Tally every line of the listing where the string "chevron" is found, and state the total alone.

==== EXCERPTED DATA ====

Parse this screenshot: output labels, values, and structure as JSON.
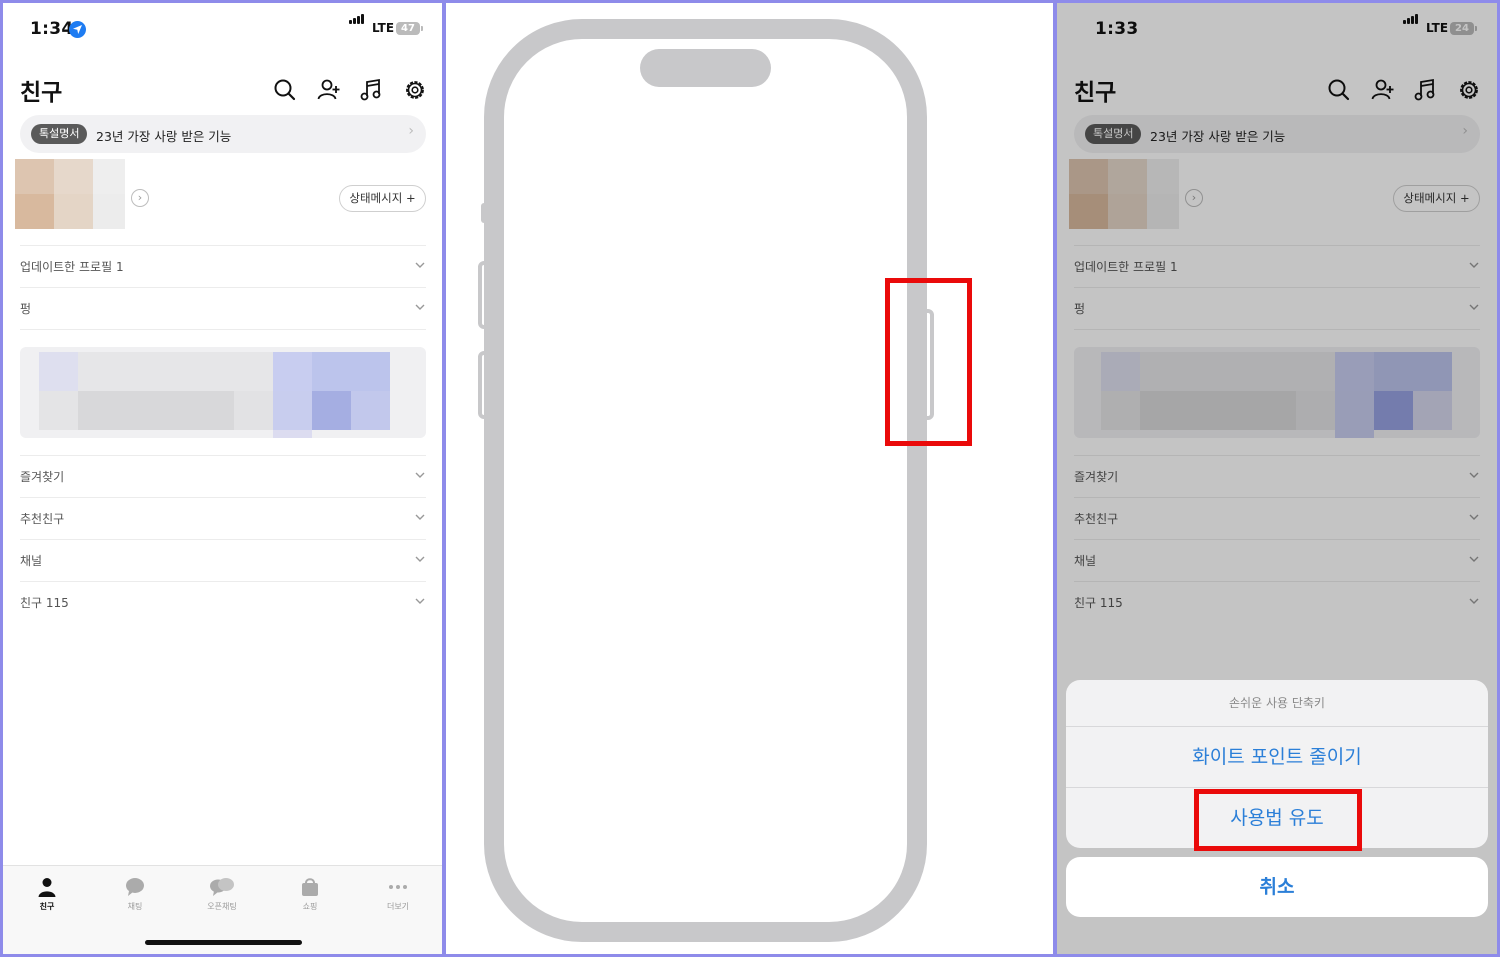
{
  "left_screen": {
    "time": "1:34",
    "network": "LTE",
    "battery": "47",
    "title": "친구",
    "banner": {
      "badge": "톡설명서",
      "text": "23년 가장 사랑 받은 기능"
    },
    "status_message_button": "상태메시지 +",
    "rows_top": [
      "업데이트한 프로필 1",
      "펑"
    ],
    "rows_bottom": [
      "즐겨찾기",
      "추천친구",
      "채널",
      "친구 115"
    ],
    "tabs": [
      "친구",
      "채팅",
      "오픈채팅",
      "쇼핑",
      "더보기"
    ]
  },
  "right_screen": {
    "time": "1:33",
    "network": "LTE",
    "battery": "24",
    "title": "친구",
    "banner": {
      "badge": "톡설명서",
      "text": "23년 가장 사랑 받은 기능"
    },
    "status_message_button": "상태메시지 +",
    "rows_top": [
      "업데이트한 프로필 1",
      "펑"
    ],
    "rows_bottom": [
      "즐겨찾기",
      "추천친구",
      "채널",
      "친구 115"
    ],
    "action_sheet": {
      "title": "손쉬운 사용 단축키",
      "options": [
        "화이트 포인트 줄이기",
        "사용법 유도"
      ],
      "cancel": "취소"
    }
  },
  "colors": {
    "accent": "#2b7fd8",
    "highlight": "#ea0a0a",
    "frame": "#8e8bea",
    "phone_outline": "#c8c8ca"
  },
  "icons": [
    "location-arrow-icon",
    "signal-icon",
    "battery-icon",
    "search-icon",
    "add-friend-icon",
    "music-icon",
    "gear-icon",
    "chevron-right-icon",
    "chevron-down-icon",
    "person-icon",
    "chat-bubble-icon",
    "open-chat-icon",
    "shopping-bag-icon",
    "more-icon"
  ]
}
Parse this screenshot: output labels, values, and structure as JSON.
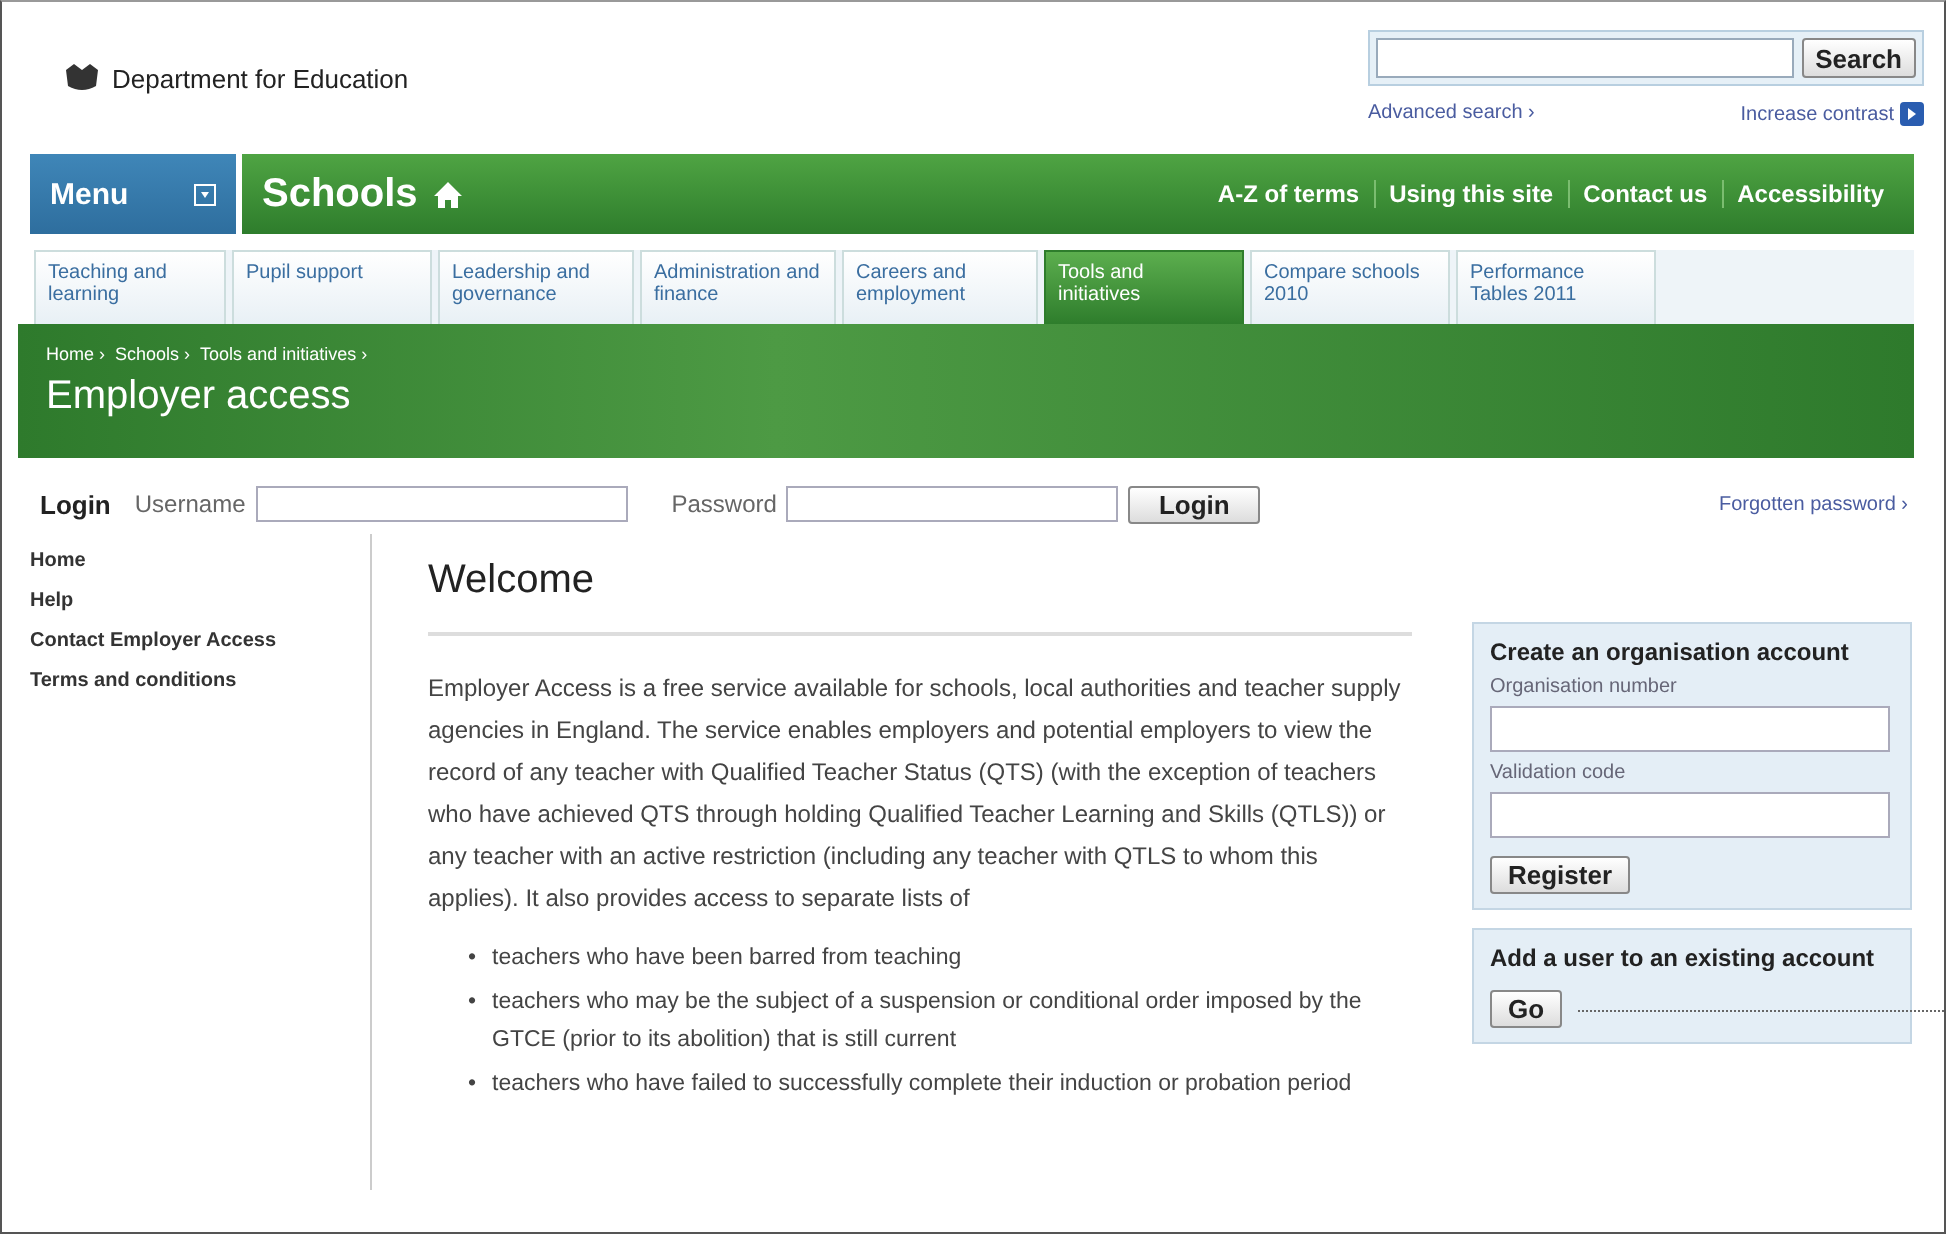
{
  "header": {
    "logo_text": "Department for Education",
    "search_button": "Search",
    "advanced_search": "Advanced search ›",
    "increase_contrast": "Increase contrast"
  },
  "nav": {
    "menu_label": "Menu",
    "section_title": "Schools",
    "links": [
      "A-Z of terms",
      "Using this site",
      "Contact us",
      "Accessibility"
    ]
  },
  "tabs": [
    {
      "label": "Teaching and learning",
      "selected": false
    },
    {
      "label": "Pupil support",
      "selected": false
    },
    {
      "label": "Leadership and governance",
      "selected": false
    },
    {
      "label": "Administration and finance",
      "selected": false
    },
    {
      "label": "Careers and employment",
      "selected": false
    },
    {
      "label": "Tools and initiatives",
      "selected": true
    },
    {
      "label": "Compare schools 2010",
      "selected": false
    },
    {
      "label": "Performance Tables 2011",
      "selected": false
    }
  ],
  "breadcrumb": [
    "Home ›",
    "Schools ›",
    "Tools and initiatives ›"
  ],
  "page_title": "Employer access",
  "login": {
    "label": "Login",
    "username_label": "Username",
    "password_label": "Password",
    "button": "Login",
    "forgotten": "Forgotten password ›"
  },
  "sidebar": {
    "items": [
      "Home",
      "Help",
      "Contact Employer Access",
      "Terms and conditions"
    ]
  },
  "content": {
    "heading": "Welcome",
    "paragraph": "Employer Access is a free service available for schools, local authorities and teacher supply agencies in England. The service enables employers and potential employers to view the record of any teacher with Qualified Teacher Status (QTS) (with the exception of teachers who have achieved QTS through holding Qualified Teacher Learning and Skills (QTLS)) or any teacher with an active restriction (including any teacher with QTLS to whom this applies). It also provides access to separate lists of",
    "bullets": [
      {
        "marker": "•",
        "text": "teachers who have been barred from teaching"
      },
      {
        "marker": "•",
        "text": "teachers who may be the subject of a suspension or conditional order imposed by the GTCE (prior to its abolition) that is still current"
      },
      {
        "marker": "•",
        "text": "teachers who have failed to successfully complete their induction or probation period"
      }
    ]
  },
  "panels": {
    "create": {
      "title": "Create an organisation account",
      "fields": [
        {
          "label": "Organisation number"
        },
        {
          "label": "Validation code"
        }
      ],
      "button": "Register"
    },
    "add_user": {
      "title": "Add a user to an existing account",
      "button": "Go"
    }
  }
}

====

--- SOLVED EXERCISE ---
2